• _Your instructions_:
Express all of the data below as a Markdown table with the columns Number and Text, putting each line in its own row, numbered in order, with blank lines left out.
>> Start Input rows
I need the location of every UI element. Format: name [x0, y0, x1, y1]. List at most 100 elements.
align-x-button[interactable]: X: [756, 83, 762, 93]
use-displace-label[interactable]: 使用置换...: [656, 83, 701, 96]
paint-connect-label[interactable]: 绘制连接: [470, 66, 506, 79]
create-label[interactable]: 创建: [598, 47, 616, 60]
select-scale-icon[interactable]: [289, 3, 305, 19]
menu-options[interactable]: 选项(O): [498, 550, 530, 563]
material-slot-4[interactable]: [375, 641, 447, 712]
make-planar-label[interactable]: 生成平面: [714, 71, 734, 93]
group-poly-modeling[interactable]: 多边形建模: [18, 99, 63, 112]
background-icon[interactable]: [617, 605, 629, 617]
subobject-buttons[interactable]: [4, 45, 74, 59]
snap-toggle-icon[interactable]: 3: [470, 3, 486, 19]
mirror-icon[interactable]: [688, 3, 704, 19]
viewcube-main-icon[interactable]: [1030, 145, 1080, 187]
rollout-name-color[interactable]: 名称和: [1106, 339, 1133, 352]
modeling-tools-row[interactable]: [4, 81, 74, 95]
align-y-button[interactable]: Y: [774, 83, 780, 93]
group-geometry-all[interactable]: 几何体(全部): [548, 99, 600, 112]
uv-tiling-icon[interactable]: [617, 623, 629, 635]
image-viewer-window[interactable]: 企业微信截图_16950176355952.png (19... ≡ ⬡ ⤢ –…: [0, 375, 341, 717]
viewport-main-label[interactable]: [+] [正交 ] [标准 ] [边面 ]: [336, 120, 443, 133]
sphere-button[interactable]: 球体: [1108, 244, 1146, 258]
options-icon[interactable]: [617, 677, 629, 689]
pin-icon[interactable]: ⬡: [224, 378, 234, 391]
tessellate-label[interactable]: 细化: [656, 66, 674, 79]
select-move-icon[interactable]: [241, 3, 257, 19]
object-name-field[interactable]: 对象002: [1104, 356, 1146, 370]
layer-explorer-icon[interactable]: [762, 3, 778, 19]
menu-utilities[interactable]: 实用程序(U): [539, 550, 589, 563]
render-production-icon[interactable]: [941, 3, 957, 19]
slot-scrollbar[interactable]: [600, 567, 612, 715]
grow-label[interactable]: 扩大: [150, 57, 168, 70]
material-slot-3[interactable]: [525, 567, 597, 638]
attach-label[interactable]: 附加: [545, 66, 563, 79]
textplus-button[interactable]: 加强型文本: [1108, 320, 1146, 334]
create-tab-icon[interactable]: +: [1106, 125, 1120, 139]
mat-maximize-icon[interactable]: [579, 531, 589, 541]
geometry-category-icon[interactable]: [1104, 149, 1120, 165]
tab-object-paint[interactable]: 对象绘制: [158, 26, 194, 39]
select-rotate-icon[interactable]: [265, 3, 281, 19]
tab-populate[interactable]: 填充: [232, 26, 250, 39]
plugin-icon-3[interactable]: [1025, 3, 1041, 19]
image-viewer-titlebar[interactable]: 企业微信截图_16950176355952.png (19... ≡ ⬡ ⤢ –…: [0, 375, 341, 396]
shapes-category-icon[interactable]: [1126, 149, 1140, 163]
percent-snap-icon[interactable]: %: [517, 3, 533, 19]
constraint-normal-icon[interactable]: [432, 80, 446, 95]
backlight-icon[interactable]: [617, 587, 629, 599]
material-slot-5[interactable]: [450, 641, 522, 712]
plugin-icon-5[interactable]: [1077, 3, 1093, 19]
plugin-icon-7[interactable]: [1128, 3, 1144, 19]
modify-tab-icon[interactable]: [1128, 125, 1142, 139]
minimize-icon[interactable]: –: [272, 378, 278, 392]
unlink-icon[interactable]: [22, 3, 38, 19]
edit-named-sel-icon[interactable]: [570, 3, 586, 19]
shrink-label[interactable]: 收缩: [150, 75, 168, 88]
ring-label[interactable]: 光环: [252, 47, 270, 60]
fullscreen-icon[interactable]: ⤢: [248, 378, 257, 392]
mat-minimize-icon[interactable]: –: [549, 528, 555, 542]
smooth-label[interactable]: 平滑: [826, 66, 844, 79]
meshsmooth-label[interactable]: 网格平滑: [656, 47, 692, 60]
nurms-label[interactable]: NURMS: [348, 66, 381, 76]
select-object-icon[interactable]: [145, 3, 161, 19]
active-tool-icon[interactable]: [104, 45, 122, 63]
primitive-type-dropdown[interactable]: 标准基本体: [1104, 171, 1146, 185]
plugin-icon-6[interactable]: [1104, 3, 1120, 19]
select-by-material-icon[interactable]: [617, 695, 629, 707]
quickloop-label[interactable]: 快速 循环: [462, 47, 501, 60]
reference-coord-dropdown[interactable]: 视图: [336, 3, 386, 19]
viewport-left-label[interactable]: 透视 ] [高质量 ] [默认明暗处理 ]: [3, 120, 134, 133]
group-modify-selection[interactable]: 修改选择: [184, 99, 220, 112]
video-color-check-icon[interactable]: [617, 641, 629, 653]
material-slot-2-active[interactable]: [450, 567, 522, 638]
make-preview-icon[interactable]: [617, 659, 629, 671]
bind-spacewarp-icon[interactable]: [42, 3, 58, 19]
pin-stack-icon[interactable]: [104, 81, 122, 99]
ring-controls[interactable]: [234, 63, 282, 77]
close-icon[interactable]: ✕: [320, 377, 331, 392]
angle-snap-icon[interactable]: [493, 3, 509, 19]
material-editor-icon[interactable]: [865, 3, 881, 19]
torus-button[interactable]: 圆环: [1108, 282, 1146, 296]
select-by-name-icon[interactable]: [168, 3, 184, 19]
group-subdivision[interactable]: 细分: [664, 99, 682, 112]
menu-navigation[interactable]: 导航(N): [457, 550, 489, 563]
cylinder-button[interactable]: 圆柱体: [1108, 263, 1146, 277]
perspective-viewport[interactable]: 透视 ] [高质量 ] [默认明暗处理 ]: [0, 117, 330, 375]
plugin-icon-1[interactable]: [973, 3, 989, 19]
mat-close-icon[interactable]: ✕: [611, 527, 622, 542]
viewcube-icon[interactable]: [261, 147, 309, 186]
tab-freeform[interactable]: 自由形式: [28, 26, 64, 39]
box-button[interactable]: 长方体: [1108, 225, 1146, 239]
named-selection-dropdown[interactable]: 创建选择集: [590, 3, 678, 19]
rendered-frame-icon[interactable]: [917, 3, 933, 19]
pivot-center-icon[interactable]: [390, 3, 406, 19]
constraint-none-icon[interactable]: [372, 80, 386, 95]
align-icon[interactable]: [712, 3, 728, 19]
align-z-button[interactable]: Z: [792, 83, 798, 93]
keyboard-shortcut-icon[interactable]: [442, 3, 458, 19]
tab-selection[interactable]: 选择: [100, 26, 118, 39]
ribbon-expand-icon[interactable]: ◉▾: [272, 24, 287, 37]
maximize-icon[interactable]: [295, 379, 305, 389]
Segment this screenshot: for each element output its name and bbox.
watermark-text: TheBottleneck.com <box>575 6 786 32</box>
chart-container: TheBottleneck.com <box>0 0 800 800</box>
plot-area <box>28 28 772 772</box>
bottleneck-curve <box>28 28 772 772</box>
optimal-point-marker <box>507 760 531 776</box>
>> End Input rows
• _Correct answer_:
| Number | Text |
|---|---|
| 1 | I need the location of every UI element. Format: name [x0, y0, x1, y1]. List at most 100 elements. |
| 2 | align-x-button[interactable]: X: [756, 83, 762, 93] |
| 3 | use-displace-label[interactable]: 使用置换...: [656, 83, 701, 96] |
| 4 | paint-connect-label[interactable]: 绘制连接: [470, 66, 506, 79] |
| 5 | create-label[interactable]: 创建: [598, 47, 616, 60] |
| 6 | select-scale-icon[interactable]: [289, 3, 305, 19] |
| 7 | menu-options[interactable]: 选项(O): [498, 550, 530, 563] |
| 8 | material-slot-4[interactable]: [375, 641, 447, 712] |
| 9 | make-planar-label[interactable]: 生成平面: [714, 71, 734, 93] |
| 10 | group-poly-modeling[interactable]: 多边形建模: [18, 99, 63, 112] |
| 11 | background-icon[interactable]: [617, 605, 629, 617] |
| 12 | subobject-buttons[interactable]: [4, 45, 74, 59] |
| 13 | snap-toggle-icon[interactable]: 3: [470, 3, 486, 19] |
| 14 | mirror-icon[interactable]: [688, 3, 704, 19] |
| 15 | viewcube-main-icon[interactable]: [1030, 145, 1080, 187] |
| 16 | rollout-name-color[interactable]: 名称和: [1106, 339, 1133, 352] |
| 17 | modeling-tools-row[interactable]: [4, 81, 74, 95] |
| 18 | align-y-button[interactable]: Y: [774, 83, 780, 93] |
| 19 | group-geometry-all[interactable]: 几何体(全部): [548, 99, 600, 112] |
| 20 | uv-tiling-icon[interactable]: [617, 623, 629, 635] |
| 21 | image-viewer-window[interactable]: 企业微信截图_16950176355952.png (19... ≡ ⬡ ⤢ –…: [0, 375, 341, 717] |
| 22 | viewport-main-label[interactable]: [+] [正交 ] [标准 ] [边面 ]: [336, 120, 443, 133] |
| 23 | sphere-button[interactable]: 球体: [1108, 244, 1146, 258] |
| 24 | options-icon[interactable]: [617, 677, 629, 689] |
| 25 | pin-icon[interactable]: ⬡: [224, 378, 234, 391] |
| 26 | tessellate-label[interactable]: 细化: [656, 66, 674, 79] |
| 27 | select-move-icon[interactable]: [241, 3, 257, 19] |
| 28 | object-name-field[interactable]: 对象002: [1104, 356, 1146, 370] |
| 29 | layer-explorer-icon[interactable]: [762, 3, 778, 19] |
| 30 | menu-utilities[interactable]: 实用程序(U): [539, 550, 589, 563] |
| 31 | render-production-icon[interactable]: [941, 3, 957, 19] |
| 32 | slot-scrollbar[interactable]: [600, 567, 612, 715] |
| 33 | grow-label[interactable]: 扩大: [150, 57, 168, 70] |
| 34 | material-slot-3[interactable]: [525, 567, 597, 638] |
| 35 | attach-label[interactable]: 附加: [545, 66, 563, 79] |
| 36 | textplus-button[interactable]: 加强型文本: [1108, 320, 1146, 334] |
| 37 | create-tab-icon[interactable]: +: [1106, 125, 1120, 139] |
| 38 | mat-maximize-icon[interactable]: [579, 531, 589, 541] |
| 39 | geometry-category-icon[interactable]: [1104, 149, 1120, 165] |
| 40 | tab-object-paint[interactable]: 对象绘制: [158, 26, 194, 39] |
| 41 | select-rotate-icon[interactable]: [265, 3, 281, 19] |
| 42 | tab-populate[interactable]: 填充: [232, 26, 250, 39] |
| 43 | plugin-icon-3[interactable]: [1025, 3, 1041, 19] |
| 44 | image-viewer-titlebar[interactable]: 企业微信截图_16950176355952.png (19... ≡ ⬡ ⤢ –…: [0, 375, 341, 396] |
| 45 | shapes-category-icon[interactable]: [1126, 149, 1140, 163] |
| 46 | percent-snap-icon[interactable]: %: [517, 3, 533, 19] |
| 47 | constraint-normal-icon[interactable]: [432, 80, 446, 95] |
| 48 | backlight-icon[interactable]: [617, 587, 629, 599] |
| 49 | material-slot-5[interactable]: [450, 641, 522, 712] |
| 50 | plugin-icon-5[interactable]: [1077, 3, 1093, 19] |
| 51 | plugin-icon-7[interactable]: [1128, 3, 1144, 19] |
| 52 | modify-tab-icon[interactable]: [1128, 125, 1142, 139] |
| 53 | minimize-icon[interactable]: –: [272, 378, 278, 392] |
| 54 | unlink-icon[interactable]: [22, 3, 38, 19] |
| 55 | edit-named-sel-icon[interactable]: [570, 3, 586, 19] |
| 56 | shrink-label[interactable]: 收缩: [150, 75, 168, 88] |
| 57 | ring-label[interactable]: 光环: [252, 47, 270, 60] |
| 58 | fullscreen-icon[interactable]: ⤢: [248, 378, 257, 392] |
| 59 | mat-minimize-icon[interactable]: –: [549, 528, 555, 542] |
| 60 | smooth-label[interactable]: 平滑: [826, 66, 844, 79] |
| 61 | meshsmooth-label[interactable]: 网格平滑: [656, 47, 692, 60] |
| 62 | nurms-label[interactable]: NURMS: [348, 66, 381, 76] |
| 63 | select-object-icon[interactable]: [145, 3, 161, 19] |
| 64 | active-tool-icon[interactable]: [104, 45, 122, 63] |
| 65 | primitive-type-dropdown[interactable]: 标准基本体: [1104, 171, 1146, 185] |
| 66 | plugin-icon-6[interactable]: [1104, 3, 1120, 19] |
| 67 | select-by-material-icon[interactable]: [617, 695, 629, 707] |
| 68 | quickloop-label[interactable]: 快速 循环: [462, 47, 501, 60] |
| 69 | reference-coord-dropdown[interactable]: 视图: [336, 3, 386, 19] |
| 70 | viewport-left-label[interactable]: 透视 ] [高质量 ] [默认明暗处理 ]: [3, 120, 134, 133] |
| 71 | group-modify-selection[interactable]: 修改选择: [184, 99, 220, 112] |
| 72 | video-color-check-icon[interactable]: [617, 641, 629, 653] |
| 73 | material-slot-2-active[interactable]: [450, 567, 522, 638] |
| 74 | make-preview-icon[interactable]: [617, 659, 629, 671] |
| 75 | bind-spacewarp-icon[interactable]: [42, 3, 58, 19] |
| 76 | pin-stack-icon[interactable]: [104, 81, 122, 99] |
| 77 | ring-controls[interactable]: [234, 63, 282, 77] |
| 78 | close-icon[interactable]: ✕: [320, 377, 331, 392] |
| 79 | angle-snap-icon[interactable]: [493, 3, 509, 19] |
| 80 | material-editor-icon[interactable]: [865, 3, 881, 19] |
| 81 | torus-button[interactable]: 圆环: [1108, 282, 1146, 296] |
| 82 | select-by-name-icon[interactable]: [168, 3, 184, 19] |
| 83 | group-subdivision[interactable]: 细分: [664, 99, 682, 112] |
| 84 | menu-navigation[interactable]: 导航(N): [457, 550, 489, 563] |
| 85 | cylinder-button[interactable]: 圆柱体: [1108, 263, 1146, 277] |
| 86 | perspective-viewport[interactable]: 透视 ] [高质量 ] [默认明暗处理 ]: [0, 117, 330, 375] |
| 87 | plugin-icon-1[interactable]: [973, 3, 989, 19] |
| 88 | mat-close-icon[interactable]: ✕: [611, 527, 622, 542] |
| 89 | viewcube-icon[interactable]: [261, 147, 309, 186] |
| 90 | tab-freeform[interactable]: 自由形式: [28, 26, 64, 39] |
| 91 | box-button[interactable]: 长方体: [1108, 225, 1146, 239] |
| 92 | named-selection-dropdown[interactable]: 创建选择集: [590, 3, 678, 19] |
| 93 | rendered-frame-icon[interactable]: [917, 3, 933, 19] |
| 94 | pivot-center-icon[interactable]: [390, 3, 406, 19] |
| 95 | constraint-none-icon[interactable]: [372, 80, 386, 95] |
| 96 | align-icon[interactable]: [712, 3, 728, 19] |
| 97 | align-z-button[interactable]: Z: [792, 83, 798, 93] |
| 98 | keyboard-shortcut-icon[interactable]: [442, 3, 458, 19] |
| 99 | tab-selection[interactable]: 选择: [100, 26, 118, 39] |
| 100 | ribbon-expand-icon[interactable]: ◉▾: [272, 24, 287, 37] |
| 101 | maximize-icon[interactable]: [295, 379, 305, 389] |
| 102 | Segment this screenshot: for each element output its name and bbox. |
| 103 | watermark-text: TheBottleneck.com <box>575 6 786 32</box> |
| 104 | chart-container: TheBottleneck.com <box>0 0 800 800</box> |
| 105 | plot-area <box>28 28 772 772</box> |
| 106 | bottleneck-curve <box>28 28 772 772</box> |
| 107 | optimal-point-marker <box>507 760 531 776</box> |